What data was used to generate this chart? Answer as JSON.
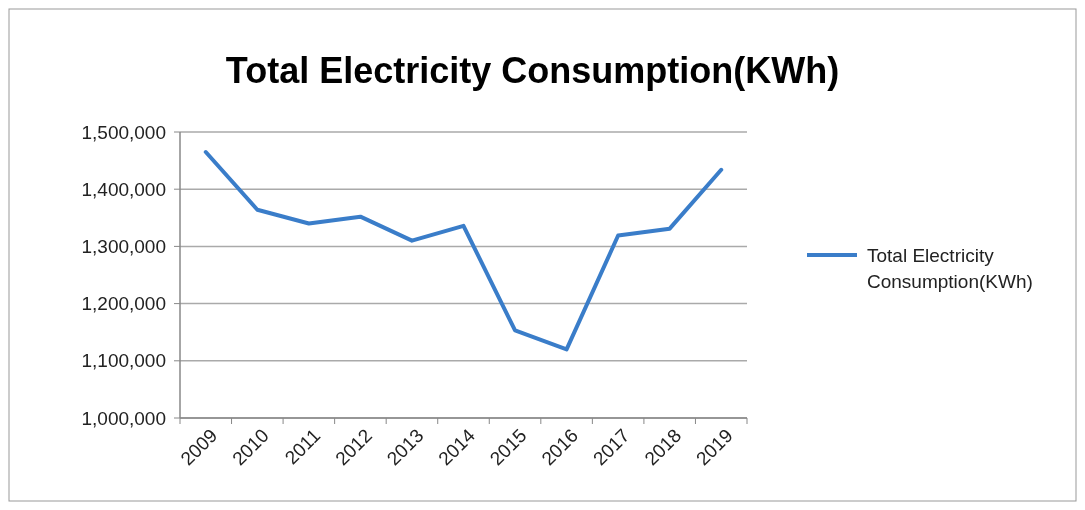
{
  "chart_data": {
    "type": "line",
    "title": "Total Electricity Consumption(KWh)",
    "categories": [
      "2009",
      "2010",
      "2011",
      "2012",
      "2013",
      "2014",
      "2015",
      "2016",
      "2017",
      "2018",
      "2019"
    ],
    "series": [
      {
        "name": "Total Electricity Consumption(KWh)",
        "color": "#3a7dc9",
        "values": [
          1465000,
          1364000,
          1340000,
          1352000,
          1310000,
          1336000,
          1153000,
          1120000,
          1319000,
          1331000,
          1434000
        ]
      }
    ],
    "ylim": [
      1000000,
      1500000
    ],
    "yticks": [
      {
        "value": 1000000,
        "label": "1,000,000"
      },
      {
        "value": 1100000,
        "label": "1,100,000"
      },
      {
        "value": 1200000,
        "label": "1,200,000"
      },
      {
        "value": 1300000,
        "label": "1,300,000"
      },
      {
        "value": 1400000,
        "label": "1,400,000"
      },
      {
        "value": 1500000,
        "label": "1,500,000"
      }
    ],
    "grid": "y",
    "legend": "right",
    "marker": "none",
    "line_style": "solid"
  }
}
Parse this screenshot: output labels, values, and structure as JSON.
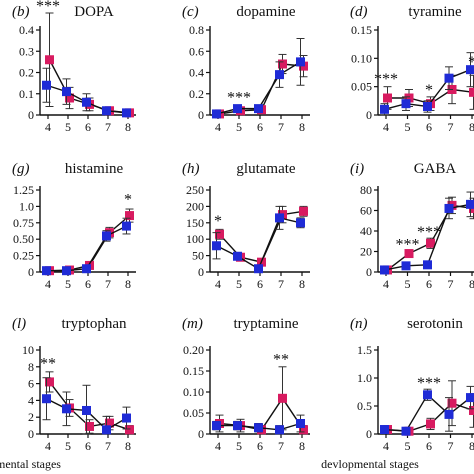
{
  "footer": {
    "left_text": "mental stages",
    "right_text": "devlopmental stages"
  },
  "colors": {
    "series_pink": "#d81b60",
    "series_blue": "#1f2bd6",
    "errorbar": "#333333"
  },
  "chart_data": [
    {
      "type": "line",
      "letter": "(b)",
      "title": "DOPA",
      "x": [
        4,
        5,
        6,
        7,
        8
      ],
      "ylim": [
        0,
        0.4
      ],
      "yticks": [
        "0",
        "0.1",
        "0.2",
        "0.3",
        "0.4"
      ],
      "series": [
        {
          "color": "pink",
          "values": [
            0.26,
            0.08,
            0.05,
            0.02,
            0.01
          ],
          "err": [
            0.22,
            0.05,
            0.03,
            0.01,
            0.01
          ]
        },
        {
          "color": "blue",
          "values": [
            0.14,
            0.11,
            0.06,
            0.02,
            0.01
          ],
          "err": [
            0.08,
            0.06,
            0.04,
            0.01,
            0.01
          ]
        }
      ],
      "annotations": [
        {
          "text": "***",
          "x": 4,
          "y": 0.49
        }
      ]
    },
    {
      "type": "line",
      "letter": "(c)",
      "title": "dopamine",
      "x": [
        4,
        5,
        6,
        7,
        8
      ],
      "ylim": [
        0,
        0.8
      ],
      "yticks": [
        "0",
        "0.2",
        "0.4",
        "0.6",
        "0.8"
      ],
      "series": [
        {
          "color": "pink",
          "values": [
            0.01,
            0.04,
            0.05,
            0.48,
            0.46
          ],
          "err": [
            0.01,
            0.02,
            0.02,
            0.09,
            0.1
          ]
        },
        {
          "color": "blue",
          "values": [
            0.01,
            0.06,
            0.06,
            0.38,
            0.5
          ],
          "err": [
            0.01,
            0.03,
            0.02,
            0.12,
            0.22
          ]
        }
      ],
      "annotations": [
        {
          "text": "***",
          "x": 5,
          "y": 0.12
        }
      ]
    },
    {
      "type": "line",
      "letter": "(d)",
      "title": "tyramine",
      "x": [
        4,
        5,
        6,
        7,
        8
      ],
      "ylim": [
        0,
        0.15
      ],
      "yticks": [
        "0",
        "0.05",
        "0.10",
        "0.15"
      ],
      "series": [
        {
          "color": "pink",
          "values": [
            0.03,
            0.03,
            0.02,
            0.045,
            0.04
          ],
          "err": [
            0.02,
            0.015,
            0.012,
            0.025,
            0.03
          ]
        },
        {
          "color": "blue",
          "values": [
            0.01,
            0.02,
            0.015,
            0.065,
            0.08
          ],
          "err": [
            0.01,
            0.012,
            0.01,
            0.02,
            0.03
          ]
        }
      ],
      "annotations": [
        {
          "text": "***",
          "x": 4,
          "y": 0.055
        },
        {
          "text": "*",
          "x": 6,
          "y": 0.035
        },
        {
          "text": "*",
          "x": 8,
          "y": 0.085
        }
      ]
    },
    {
      "type": "line",
      "letter": "(g)",
      "title": "histamine",
      "x": [
        4,
        5,
        6,
        7,
        8
      ],
      "ylim": [
        0,
        1.25
      ],
      "yticks": [
        "0",
        "0.25",
        "0.50",
        "0.75",
        "1.0",
        "1.25"
      ],
      "series": [
        {
          "color": "pink",
          "values": [
            0.02,
            0.03,
            0.1,
            0.6,
            0.86
          ],
          "err": [
            0.01,
            0.02,
            0.04,
            0.08,
            0.1
          ]
        },
        {
          "color": "blue",
          "values": [
            0.02,
            0.02,
            0.05,
            0.55,
            0.7
          ],
          "err": [
            0.01,
            0.01,
            0.03,
            0.08,
            0.12
          ]
        }
      ],
      "annotations": [
        {
          "text": "*",
          "x": 8,
          "y": 1.03
        }
      ]
    },
    {
      "type": "line",
      "letter": "(h)",
      "title": "glutamate",
      "x": [
        4,
        5,
        6,
        7,
        8
      ],
      "ylim": [
        0,
        250
      ],
      "yticks": [
        "0",
        "50",
        "100",
        "150",
        "200",
        "250"
      ],
      "series": [
        {
          "color": "pink",
          "values": [
            115,
            45,
            30,
            175,
            185
          ],
          "err": [
            15,
            8,
            10,
            25,
            15
          ]
        },
        {
          "color": "blue",
          "values": [
            80,
            48,
            10,
            165,
            150
          ],
          "err": [
            40,
            10,
            8,
            35,
            15
          ]
        }
      ],
      "annotations": [
        {
          "text": "*",
          "x": 4,
          "y": 140
        }
      ]
    },
    {
      "type": "line",
      "letter": "(i)",
      "title": "GABA",
      "x": [
        4,
        5,
        6,
        7,
        8
      ],
      "ylim": [
        0,
        80
      ],
      "yticks": [
        "0",
        "20",
        "40",
        "60",
        "80"
      ],
      "series": [
        {
          "color": "pink",
          "values": [
            2,
            18,
            28,
            65,
            62
          ],
          "err": [
            1,
            3,
            5,
            8,
            10
          ]
        },
        {
          "color": "blue",
          "values": [
            2,
            6,
            7,
            62,
            66
          ],
          "err": [
            1,
            2,
            2,
            10,
            12
          ]
        }
      ],
      "annotations": [
        {
          "text": "***",
          "x": 5,
          "y": 22
        },
        {
          "text": "***",
          "x": 6,
          "y": 34
        }
      ]
    },
    {
      "type": "line",
      "letter": "(l)",
      "title": "tryptophan",
      "x": [
        4,
        5,
        6,
        7,
        8
      ],
      "ylim": [
        0,
        10
      ],
      "yticks": [
        "0",
        "2",
        "4",
        "6",
        "8",
        "10"
      ],
      "series": [
        {
          "color": "pink",
          "values": [
            6.2,
            3.1,
            0.9,
            1.3,
            0.5
          ],
          "err": [
            1.2,
            1.0,
            0.8,
            0.8,
            0.5
          ]
        },
        {
          "color": "blue",
          "values": [
            4.2,
            3.0,
            2.8,
            0.5,
            1.9
          ],
          "err": [
            2.5,
            2.0,
            3.0,
            1.6,
            1.3
          ]
        }
      ],
      "annotations": [
        {
          "text": "**",
          "x": 4,
          "y": 7.8
        }
      ]
    },
    {
      "type": "line",
      "letter": "(m)",
      "title": "tryptamine",
      "x": [
        4,
        5,
        6,
        7,
        8
      ],
      "ylim": [
        0,
        0.2
      ],
      "yticks": [
        "0",
        "0.05",
        "0.10",
        "0.15",
        "0.20"
      ],
      "series": [
        {
          "color": "pink",
          "values": [
            0.025,
            0.02,
            0.01,
            0.085,
            0.01
          ],
          "err": [
            0.02,
            0.015,
            0.01,
            0.075,
            0.01
          ]
        },
        {
          "color": "blue",
          "values": [
            0.02,
            0.02,
            0.015,
            0.01,
            0.025
          ],
          "err": [
            0.01,
            0.01,
            0.01,
            0.01,
            0.02
          ]
        }
      ],
      "annotations": [
        {
          "text": "**",
          "x": 7,
          "y": 0.165
        }
      ]
    },
    {
      "type": "line",
      "letter": "(n)",
      "title": "serotonin",
      "x": [
        4,
        5,
        6,
        7,
        8
      ],
      "ylim": [
        0,
        1.5
      ],
      "yticks": [
        "0",
        "0.5",
        "1.0",
        "1.5"
      ],
      "series": [
        {
          "color": "pink",
          "values": [
            0.08,
            0.05,
            0.18,
            0.55,
            0.42
          ],
          "err": [
            0.04,
            0.03,
            0.1,
            0.4,
            0.3
          ]
        },
        {
          "color": "blue",
          "values": [
            0.08,
            0.05,
            0.7,
            0.35,
            0.65
          ],
          "err": [
            0.05,
            0.03,
            0.1,
            0.3,
            0.2
          ]
        }
      ],
      "annotations": [
        {
          "text": "***",
          "x": 6,
          "y": 0.82
        }
      ]
    }
  ]
}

- - - - -

PROBLEM DETAILS:
Search the data for "title". Copy every line that has it.

CORRECT RESPONSE:
    "title": "Total Electricity Consumption(KWh)",
      "title": "DOPA",
      "title": "dopamine",
      "title": "tyramine",
      "title": "histamine",
      "title": "glutamate",
      "title": "GABA",
      "title": "tryptophan",
      "title": "tryptamine",
      "title": "serotonin",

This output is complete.